▸ **Extracto del documento**
--------------------

A pesar de su constante aparición, tampoco existe un trabajo respecto al arquetipo, digamos en relación al sentido del texto del cual surge. Porque es cosa de fijarse que cuando Diego Ramírez o Pablo Paredes hablan del niño casi solazándose, pero cayendo en una grave impostura, no hacen sino un ruin homenaje del más despiadado capitalismo -que ha expropiado la infancia antiburguesa del niño- haciéndole hablar. Y es un ruin homenaje desde el momento en que recordamos por un momento que el niño de Primo Levi no habla, es él –Levi- quien da cuenta de su existencia, y ahí pervive. Del mismo modo en que, silenciosamente, aparece el niño de Víctor Jara, nada más jugando, enredado en las patas del caballo.

Siguiendo la lógica de Paredes y Ramírez, incluso de Hernández es que surgen inevitablemente las preguntas ¿cómo caminan, cómo se mueven los niños, en sus textos? ¿se pierden?, ¿se fascinan con el mundo? ¿O nada más están ahí a merced de una estética amparada en la televisión y una revolución de bolsillo?

IV

Es posible notar, no sin hastío, que la ausencia o desfase de referentes, ya sea teóricos, poéticos, filosóficos o del orden que sea, no implica al menos algo de silencio, no. Aunque, por otro lado, existe también otro problema con los referentes y es que utilicen el poema como medio de expresión, suplantando la precariedad o el simple hecho de no tener algo que decir, a través del poema. Y esto es posible observarlo al leer, al revisar que los versos, o la escritura poética en general, están cada vez más despojados de identidad, dando cuenta de un manejo de información que no logra o no alcanza a fundirse con el lenguaje que pretende que le enuncie. Configurándose una lengua de la ignorancia, en el sentido que su desinformación (que bien puede ser cubierta por un exceso de “información”) le trae como consecuencia el no tener qué decir. En ocasiones llega a tal punto la exhibición de lectura, que es posible suponer que pretenden señalarnos sus predilecciones intelectuales o los libros que se han leído y que más que actuar como referentes, actúan como moldes para armar y desarmar.

--------------------

▸ **Datos extraídos**
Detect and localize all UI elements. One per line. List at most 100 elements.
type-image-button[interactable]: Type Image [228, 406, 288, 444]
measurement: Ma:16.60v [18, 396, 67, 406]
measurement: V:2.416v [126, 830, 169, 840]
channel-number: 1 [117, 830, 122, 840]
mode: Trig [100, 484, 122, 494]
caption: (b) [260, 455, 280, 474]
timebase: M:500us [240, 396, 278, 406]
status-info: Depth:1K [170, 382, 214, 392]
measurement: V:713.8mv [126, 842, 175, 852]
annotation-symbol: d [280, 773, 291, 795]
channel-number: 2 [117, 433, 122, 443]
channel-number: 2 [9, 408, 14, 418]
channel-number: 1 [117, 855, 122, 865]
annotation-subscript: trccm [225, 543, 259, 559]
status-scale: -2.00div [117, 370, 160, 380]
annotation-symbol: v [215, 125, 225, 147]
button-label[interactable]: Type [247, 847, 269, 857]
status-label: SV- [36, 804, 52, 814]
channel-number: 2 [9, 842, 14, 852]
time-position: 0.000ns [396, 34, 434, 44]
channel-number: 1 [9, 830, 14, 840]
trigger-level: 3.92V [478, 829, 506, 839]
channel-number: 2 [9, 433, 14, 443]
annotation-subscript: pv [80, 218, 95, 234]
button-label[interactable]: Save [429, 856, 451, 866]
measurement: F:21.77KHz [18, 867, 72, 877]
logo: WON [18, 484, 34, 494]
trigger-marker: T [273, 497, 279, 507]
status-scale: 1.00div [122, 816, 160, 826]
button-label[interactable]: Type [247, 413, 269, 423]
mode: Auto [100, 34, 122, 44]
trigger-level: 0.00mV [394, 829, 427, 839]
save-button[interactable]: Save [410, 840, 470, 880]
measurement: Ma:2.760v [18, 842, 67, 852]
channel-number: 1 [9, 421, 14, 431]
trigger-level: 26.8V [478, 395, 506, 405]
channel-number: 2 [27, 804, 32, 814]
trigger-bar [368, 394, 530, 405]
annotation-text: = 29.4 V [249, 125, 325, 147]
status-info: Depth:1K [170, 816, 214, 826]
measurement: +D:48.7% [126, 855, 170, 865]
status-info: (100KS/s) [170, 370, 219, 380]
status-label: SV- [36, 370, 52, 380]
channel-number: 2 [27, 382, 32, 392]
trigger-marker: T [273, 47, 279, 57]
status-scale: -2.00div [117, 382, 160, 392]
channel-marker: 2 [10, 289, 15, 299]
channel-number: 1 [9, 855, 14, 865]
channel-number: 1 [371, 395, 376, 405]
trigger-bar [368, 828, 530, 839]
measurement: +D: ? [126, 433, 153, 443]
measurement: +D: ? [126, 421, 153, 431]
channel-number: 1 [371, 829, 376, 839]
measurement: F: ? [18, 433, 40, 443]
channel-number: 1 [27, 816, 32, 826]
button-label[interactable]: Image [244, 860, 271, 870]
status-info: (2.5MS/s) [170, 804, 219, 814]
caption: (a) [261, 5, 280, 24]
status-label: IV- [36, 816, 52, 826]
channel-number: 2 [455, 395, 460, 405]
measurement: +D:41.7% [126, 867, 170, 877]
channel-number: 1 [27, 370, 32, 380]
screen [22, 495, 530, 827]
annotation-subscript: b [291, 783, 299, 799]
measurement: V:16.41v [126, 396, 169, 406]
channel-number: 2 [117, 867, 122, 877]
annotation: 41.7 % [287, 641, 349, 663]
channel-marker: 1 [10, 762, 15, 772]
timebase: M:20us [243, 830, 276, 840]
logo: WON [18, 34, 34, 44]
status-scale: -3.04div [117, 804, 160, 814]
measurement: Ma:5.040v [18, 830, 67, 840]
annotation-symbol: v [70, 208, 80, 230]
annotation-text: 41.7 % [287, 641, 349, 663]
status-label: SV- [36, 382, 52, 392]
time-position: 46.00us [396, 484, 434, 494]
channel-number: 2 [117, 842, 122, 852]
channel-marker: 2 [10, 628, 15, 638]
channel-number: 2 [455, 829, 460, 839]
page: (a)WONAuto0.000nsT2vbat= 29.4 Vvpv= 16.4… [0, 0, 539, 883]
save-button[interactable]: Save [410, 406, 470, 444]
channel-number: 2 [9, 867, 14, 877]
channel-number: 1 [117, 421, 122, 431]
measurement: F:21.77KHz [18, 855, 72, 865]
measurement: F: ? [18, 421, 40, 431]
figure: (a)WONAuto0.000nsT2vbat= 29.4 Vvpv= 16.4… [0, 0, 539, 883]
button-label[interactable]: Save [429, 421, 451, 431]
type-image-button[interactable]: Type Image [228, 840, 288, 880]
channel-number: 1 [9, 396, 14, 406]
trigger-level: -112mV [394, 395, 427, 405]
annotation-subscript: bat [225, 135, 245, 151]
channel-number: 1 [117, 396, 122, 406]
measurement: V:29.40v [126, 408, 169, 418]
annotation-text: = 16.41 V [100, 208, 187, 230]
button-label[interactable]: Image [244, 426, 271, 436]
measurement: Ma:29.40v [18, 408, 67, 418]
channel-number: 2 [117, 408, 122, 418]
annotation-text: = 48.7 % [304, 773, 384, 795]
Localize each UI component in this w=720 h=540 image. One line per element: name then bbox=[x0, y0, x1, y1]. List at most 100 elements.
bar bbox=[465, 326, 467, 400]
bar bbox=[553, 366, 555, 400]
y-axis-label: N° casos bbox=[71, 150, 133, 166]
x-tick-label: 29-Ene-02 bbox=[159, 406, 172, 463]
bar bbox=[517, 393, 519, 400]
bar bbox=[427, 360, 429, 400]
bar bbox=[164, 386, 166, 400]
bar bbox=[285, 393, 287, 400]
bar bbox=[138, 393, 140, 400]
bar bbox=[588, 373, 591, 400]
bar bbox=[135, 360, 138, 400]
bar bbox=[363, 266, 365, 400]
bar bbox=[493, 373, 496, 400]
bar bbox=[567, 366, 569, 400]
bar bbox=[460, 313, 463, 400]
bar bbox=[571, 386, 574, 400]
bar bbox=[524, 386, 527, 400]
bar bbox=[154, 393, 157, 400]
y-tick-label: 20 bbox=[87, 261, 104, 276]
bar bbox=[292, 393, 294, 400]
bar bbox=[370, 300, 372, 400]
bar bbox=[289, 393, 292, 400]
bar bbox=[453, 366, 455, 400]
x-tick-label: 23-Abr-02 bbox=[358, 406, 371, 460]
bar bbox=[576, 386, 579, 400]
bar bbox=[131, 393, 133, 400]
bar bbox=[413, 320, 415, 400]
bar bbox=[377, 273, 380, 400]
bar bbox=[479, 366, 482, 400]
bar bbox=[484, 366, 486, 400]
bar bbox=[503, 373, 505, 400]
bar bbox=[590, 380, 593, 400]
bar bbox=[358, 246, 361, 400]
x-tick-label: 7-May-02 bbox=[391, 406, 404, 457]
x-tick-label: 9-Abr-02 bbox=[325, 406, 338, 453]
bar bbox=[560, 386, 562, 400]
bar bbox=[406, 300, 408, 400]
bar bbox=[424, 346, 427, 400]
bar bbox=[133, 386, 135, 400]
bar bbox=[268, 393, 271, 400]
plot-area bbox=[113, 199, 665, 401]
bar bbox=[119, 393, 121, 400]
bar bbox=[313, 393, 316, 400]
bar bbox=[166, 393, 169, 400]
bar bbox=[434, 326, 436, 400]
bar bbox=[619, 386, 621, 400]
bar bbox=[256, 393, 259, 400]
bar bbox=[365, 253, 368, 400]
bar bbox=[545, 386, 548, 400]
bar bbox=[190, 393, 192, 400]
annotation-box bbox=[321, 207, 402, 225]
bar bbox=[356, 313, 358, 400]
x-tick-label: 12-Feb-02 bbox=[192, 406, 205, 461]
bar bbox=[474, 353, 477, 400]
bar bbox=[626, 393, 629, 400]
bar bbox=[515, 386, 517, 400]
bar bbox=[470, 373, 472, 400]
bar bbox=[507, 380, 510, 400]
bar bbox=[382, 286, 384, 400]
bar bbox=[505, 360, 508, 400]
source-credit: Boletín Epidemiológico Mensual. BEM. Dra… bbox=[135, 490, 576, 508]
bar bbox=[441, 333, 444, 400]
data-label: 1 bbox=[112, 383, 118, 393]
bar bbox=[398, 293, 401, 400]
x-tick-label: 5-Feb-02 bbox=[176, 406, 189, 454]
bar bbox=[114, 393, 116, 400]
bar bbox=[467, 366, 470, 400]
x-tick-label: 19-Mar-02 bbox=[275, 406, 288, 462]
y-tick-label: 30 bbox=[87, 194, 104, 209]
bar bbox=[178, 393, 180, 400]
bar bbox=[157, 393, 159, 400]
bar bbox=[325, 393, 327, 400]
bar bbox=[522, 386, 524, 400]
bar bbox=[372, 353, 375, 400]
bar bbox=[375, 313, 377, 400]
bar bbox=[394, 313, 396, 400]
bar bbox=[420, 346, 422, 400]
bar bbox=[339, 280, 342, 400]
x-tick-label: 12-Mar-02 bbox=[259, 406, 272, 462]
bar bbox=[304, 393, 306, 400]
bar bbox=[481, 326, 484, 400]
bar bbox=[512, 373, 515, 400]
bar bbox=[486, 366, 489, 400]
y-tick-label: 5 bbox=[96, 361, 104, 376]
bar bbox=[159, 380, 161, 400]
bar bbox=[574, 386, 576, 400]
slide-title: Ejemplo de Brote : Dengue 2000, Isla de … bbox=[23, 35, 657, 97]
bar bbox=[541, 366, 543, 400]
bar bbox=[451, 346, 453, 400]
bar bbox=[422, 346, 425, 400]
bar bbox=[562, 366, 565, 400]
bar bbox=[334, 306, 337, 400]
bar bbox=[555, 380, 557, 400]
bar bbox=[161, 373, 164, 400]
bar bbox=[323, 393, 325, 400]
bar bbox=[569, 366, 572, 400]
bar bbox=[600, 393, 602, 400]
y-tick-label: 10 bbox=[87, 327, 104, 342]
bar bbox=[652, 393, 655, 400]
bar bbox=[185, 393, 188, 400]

--------------------

▸ **Objetivo declarado**
Por favor, copia sin cambios el fragmento del texto de crítica poética que va desde "A pesar de su" hasta "patas del caballo.".

▸ **Respuesta**
A pesar de su constante aparición, tampoco existe un trabajo respecto al arquetipo, digamos en relación al sentido del texto del cual surge. Porque es cosa de fijarse que cuando Diego Ramírez o Pablo Paredes hablan del niño casi solazándose, pero cayendo en una grave impostura, no hacen sino un ruin homenaje del más despiadado capitalismo -que ha expropiado la infancia antiburguesa del niño- haciéndole hablar. Y es un ruin homenaje desde el momento en que recordamos por un momento que el niño de Primo Levi no habla, es él –Levi- quien da cuenta de su existencia, y ahí pervive. Del mismo modo en que, silenciosamente, aparece el niño de Víctor Jara, nada más jugando, enredado en las patas del caballo.